Tarefas obrigatórias:
A - As afirmações abaixo estão de acordo com o texto de leitura? Responda sim ou não a cada uma e cite exatamente as palavras do texto que o decidem.
(i) O Verão descrito foi quente e húmido.
(ii) O ICEP lançou uma campanha na imprensa estrangeira.
(iii) A criação de empresas num único dia já está disponível em todo o país.
B - Com base no texto de leitura, responda:
(i) De que empresa se anunciou a intenção de expropriar activos?
(ii) Que título tinha o texto que suportava a campanha na imprensa estrangeira?
(iii) Segundo o texto, facilitar a criação rápida de empresas sem actuar sobre o licenciamento significa fomentar o quê?
C - No texto de leitura, substitua "Governo" por "Executivo" e transcreva de novo o trecho que começa em "Terminou mais um" e segue até "actual da economia.".

Texto de leitura:
**********

Terminou mais um Verão. Um Verão quente. Já não há memória de um Verão tão quente como este. Quente e seco. Com seca extrema ou severa.

A reincarnação do Verão quente de 1975 ocorreu com a proclamada intenção em expropriar activos da Bombardier, uma das muitas empresas que simbolizam a erosão competitiva de Portugal. Quando a erosão deixa de ser um processo estritamente morfológico e se estende à base empresarial de um país, o problema agrava-se. Quando isto acontece num Verão quente e seco, então todos os cuidados são poucos. Onde o Governo deveria ter dado sinais de encorajamento à reestruturação do tecido empresarial português, prefere dar um sinal de afastamento de investidores estrangeiros e de manutenção do estado actual da economia.
Também o ICEP, a quem cabe responsabilidades importantes na promoção do investimento estrangeiro, parece não ter andado muito preocupado com o assunto. Lançou uma campanha na imprensa estrangeira suportada por um longo (e maçudo) texto intitulado “Portugal: A Passion for Innovation” no qual se vangloriavam os feitos inovadores das empresas portuguesas. Ora, qualquer potencial investidor que tenha tido o cuidado de ler o anúncio não deixará de notar o paradoxo de um país com tantos feitos tecnológicos mas incapaz de pôr no ar o sítio na internet aí divulgado. Será este um novo modelo de inovação estritamente baseado na paixão, mas sem resultados palpáveis?
Também neste Verão passou a ser possível criar empresas num único dia, apesar de, como vimos, encerrá-las ser bem mais difícil. O facto de se tratar duma experiência e, como tal, estar ainda restringida a algumas zonas do país, não retira mérito à iniciativa, caso ela se venha a disseminar. Trata-se, contudo, dum passo que coloca exigências ainda maiores em termos de licenciamento. Na verdade, são cada vez mais raros os negócios que não necessitam de algum tipo de licença, frequentemente envolvendo várias entidades. Facilitar a criação rápida de empresas sem actuar sobre o licenciamento e sobre a complexa teia de interesses nele instalada, significa fomentar empresas com actividades ilegais. Por isso mesmo seria importante que a “paixão pela inovação” começasse por resolver os estrangulamentos mais elementares e que subsistem há décadas no país. Algo que requer tanto de inovação organizacional como de inovação tecnológica.

**********

Listagem de dados:
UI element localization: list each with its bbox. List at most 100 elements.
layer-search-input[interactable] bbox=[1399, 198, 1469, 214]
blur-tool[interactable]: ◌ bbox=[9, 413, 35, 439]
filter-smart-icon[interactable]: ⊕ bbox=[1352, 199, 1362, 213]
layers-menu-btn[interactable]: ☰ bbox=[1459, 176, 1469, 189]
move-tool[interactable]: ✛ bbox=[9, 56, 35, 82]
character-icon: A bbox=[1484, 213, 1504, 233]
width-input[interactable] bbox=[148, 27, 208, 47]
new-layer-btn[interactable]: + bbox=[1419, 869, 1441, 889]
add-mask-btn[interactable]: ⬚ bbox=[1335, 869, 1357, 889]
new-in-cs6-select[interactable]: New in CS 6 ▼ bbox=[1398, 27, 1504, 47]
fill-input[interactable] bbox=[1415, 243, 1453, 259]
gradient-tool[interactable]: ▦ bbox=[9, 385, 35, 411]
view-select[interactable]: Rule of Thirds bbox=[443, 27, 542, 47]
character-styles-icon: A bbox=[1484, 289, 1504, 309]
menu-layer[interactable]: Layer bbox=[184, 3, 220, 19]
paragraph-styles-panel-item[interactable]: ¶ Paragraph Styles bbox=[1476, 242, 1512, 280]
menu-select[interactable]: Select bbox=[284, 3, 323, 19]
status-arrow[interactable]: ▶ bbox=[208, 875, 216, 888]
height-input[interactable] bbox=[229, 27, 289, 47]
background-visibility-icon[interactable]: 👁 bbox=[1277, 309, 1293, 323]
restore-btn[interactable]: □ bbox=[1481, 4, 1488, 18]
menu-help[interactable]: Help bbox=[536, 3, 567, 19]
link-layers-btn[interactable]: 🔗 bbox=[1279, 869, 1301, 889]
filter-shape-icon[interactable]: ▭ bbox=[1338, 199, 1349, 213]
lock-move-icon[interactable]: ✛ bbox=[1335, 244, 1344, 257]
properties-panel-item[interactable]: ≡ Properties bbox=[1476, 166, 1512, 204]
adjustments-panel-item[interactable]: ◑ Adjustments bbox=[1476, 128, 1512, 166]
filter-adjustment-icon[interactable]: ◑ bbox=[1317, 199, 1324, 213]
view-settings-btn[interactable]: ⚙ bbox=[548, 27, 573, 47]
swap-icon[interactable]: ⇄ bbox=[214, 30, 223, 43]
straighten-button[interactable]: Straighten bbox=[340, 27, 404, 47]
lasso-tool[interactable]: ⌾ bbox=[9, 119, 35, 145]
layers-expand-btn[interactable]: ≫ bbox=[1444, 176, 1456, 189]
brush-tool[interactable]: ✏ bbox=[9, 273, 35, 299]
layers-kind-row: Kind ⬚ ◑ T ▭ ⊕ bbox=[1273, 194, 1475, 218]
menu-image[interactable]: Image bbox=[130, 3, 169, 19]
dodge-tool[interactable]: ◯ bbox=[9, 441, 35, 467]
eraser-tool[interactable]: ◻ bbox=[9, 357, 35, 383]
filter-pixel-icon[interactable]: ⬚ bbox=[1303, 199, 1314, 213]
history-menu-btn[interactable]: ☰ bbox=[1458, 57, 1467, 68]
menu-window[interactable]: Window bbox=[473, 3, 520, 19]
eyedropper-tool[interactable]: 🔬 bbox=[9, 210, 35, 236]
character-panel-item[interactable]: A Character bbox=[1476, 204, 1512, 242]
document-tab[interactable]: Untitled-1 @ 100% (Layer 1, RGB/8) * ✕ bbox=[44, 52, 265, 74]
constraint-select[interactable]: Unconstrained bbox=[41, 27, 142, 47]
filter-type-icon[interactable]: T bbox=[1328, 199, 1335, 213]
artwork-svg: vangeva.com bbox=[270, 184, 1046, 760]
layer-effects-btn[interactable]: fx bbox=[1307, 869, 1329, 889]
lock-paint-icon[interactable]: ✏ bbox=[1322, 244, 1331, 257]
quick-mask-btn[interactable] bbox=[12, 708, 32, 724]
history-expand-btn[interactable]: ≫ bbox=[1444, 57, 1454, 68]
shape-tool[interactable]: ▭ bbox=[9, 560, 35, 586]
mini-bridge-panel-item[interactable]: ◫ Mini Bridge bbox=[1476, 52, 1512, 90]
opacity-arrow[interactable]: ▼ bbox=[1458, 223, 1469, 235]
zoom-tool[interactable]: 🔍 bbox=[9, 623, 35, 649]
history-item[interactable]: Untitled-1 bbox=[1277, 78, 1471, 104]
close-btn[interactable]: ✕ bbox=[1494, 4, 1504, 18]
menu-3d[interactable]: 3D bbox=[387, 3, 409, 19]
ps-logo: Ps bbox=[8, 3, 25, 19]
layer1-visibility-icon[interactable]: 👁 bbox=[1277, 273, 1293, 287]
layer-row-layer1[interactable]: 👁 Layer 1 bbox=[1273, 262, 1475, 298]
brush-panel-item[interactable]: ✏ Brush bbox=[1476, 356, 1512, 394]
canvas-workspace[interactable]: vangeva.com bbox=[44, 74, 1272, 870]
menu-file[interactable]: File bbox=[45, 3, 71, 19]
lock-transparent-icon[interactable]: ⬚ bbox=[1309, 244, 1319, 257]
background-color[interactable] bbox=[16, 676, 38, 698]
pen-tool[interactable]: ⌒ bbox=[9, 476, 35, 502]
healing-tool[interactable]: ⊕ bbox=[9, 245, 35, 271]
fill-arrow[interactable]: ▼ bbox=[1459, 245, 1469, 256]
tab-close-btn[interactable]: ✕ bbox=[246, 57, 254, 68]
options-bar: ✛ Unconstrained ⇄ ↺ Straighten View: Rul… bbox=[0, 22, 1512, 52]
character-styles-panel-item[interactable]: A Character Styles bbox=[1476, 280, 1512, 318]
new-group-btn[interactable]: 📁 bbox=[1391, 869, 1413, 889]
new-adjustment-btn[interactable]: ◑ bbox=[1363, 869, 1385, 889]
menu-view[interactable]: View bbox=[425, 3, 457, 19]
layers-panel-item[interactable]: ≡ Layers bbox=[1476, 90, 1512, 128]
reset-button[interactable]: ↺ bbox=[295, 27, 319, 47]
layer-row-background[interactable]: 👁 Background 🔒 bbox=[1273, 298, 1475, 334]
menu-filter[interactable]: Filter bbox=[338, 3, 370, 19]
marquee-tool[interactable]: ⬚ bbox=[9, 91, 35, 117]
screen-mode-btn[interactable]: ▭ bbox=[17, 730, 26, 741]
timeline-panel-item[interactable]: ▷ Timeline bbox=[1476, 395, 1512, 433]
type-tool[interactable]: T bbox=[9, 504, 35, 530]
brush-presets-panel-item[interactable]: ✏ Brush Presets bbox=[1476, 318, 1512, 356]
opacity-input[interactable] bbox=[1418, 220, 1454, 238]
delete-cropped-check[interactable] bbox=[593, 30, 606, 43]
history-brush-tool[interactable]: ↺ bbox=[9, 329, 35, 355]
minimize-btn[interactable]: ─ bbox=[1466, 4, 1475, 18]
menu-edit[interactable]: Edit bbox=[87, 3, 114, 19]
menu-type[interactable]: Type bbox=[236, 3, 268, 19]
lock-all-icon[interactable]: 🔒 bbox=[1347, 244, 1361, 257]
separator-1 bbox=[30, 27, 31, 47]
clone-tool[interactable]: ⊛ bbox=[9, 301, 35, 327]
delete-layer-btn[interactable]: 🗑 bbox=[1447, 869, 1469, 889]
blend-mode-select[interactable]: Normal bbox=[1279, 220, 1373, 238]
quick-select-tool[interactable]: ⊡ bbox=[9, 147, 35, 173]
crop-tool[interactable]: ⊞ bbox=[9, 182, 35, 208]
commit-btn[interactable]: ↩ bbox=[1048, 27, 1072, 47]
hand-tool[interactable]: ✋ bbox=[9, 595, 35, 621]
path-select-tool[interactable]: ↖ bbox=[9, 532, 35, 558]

**********

Resolução das tarefas:
A -
(i) Não: "Quente e seco."
(ii) Sim: "Lançou uma campanha na imprensa estrangeira"
(iii) Não: "estar ainda restringida a algumas zonas do país"

B -
(i) Da Bombardier.
(ii) "Portugal: A Passion for Innovation".
(iii) Empresas com actividades ilegais.

C -
Terminou mais um Verão. Um Verão quente. Já não há memória de um Verão tão quente como este. Quente e seco. Com seca extrema ou severa.

A reincarnação do Verão quente de 1975 ocorreu com a proclamada intenção em expropriar activos da Bombardier, uma das muitas empresas que simbolizam a erosão competitiva de Portugal. Quando a erosão deixa de ser um processo estritamente morfológico e se estende à base empresarial de um país, o problema agrava-se. Quando isto acontece num Verão quente e seco, então todos os cuidados são poucos. Onde o Executivo deveria ter dado sinais de encorajamento à reestruturação do tecido empresarial português, prefere dar um sinal de afastamento de investidores estrangeiros e de manutenção do estado actual da economia.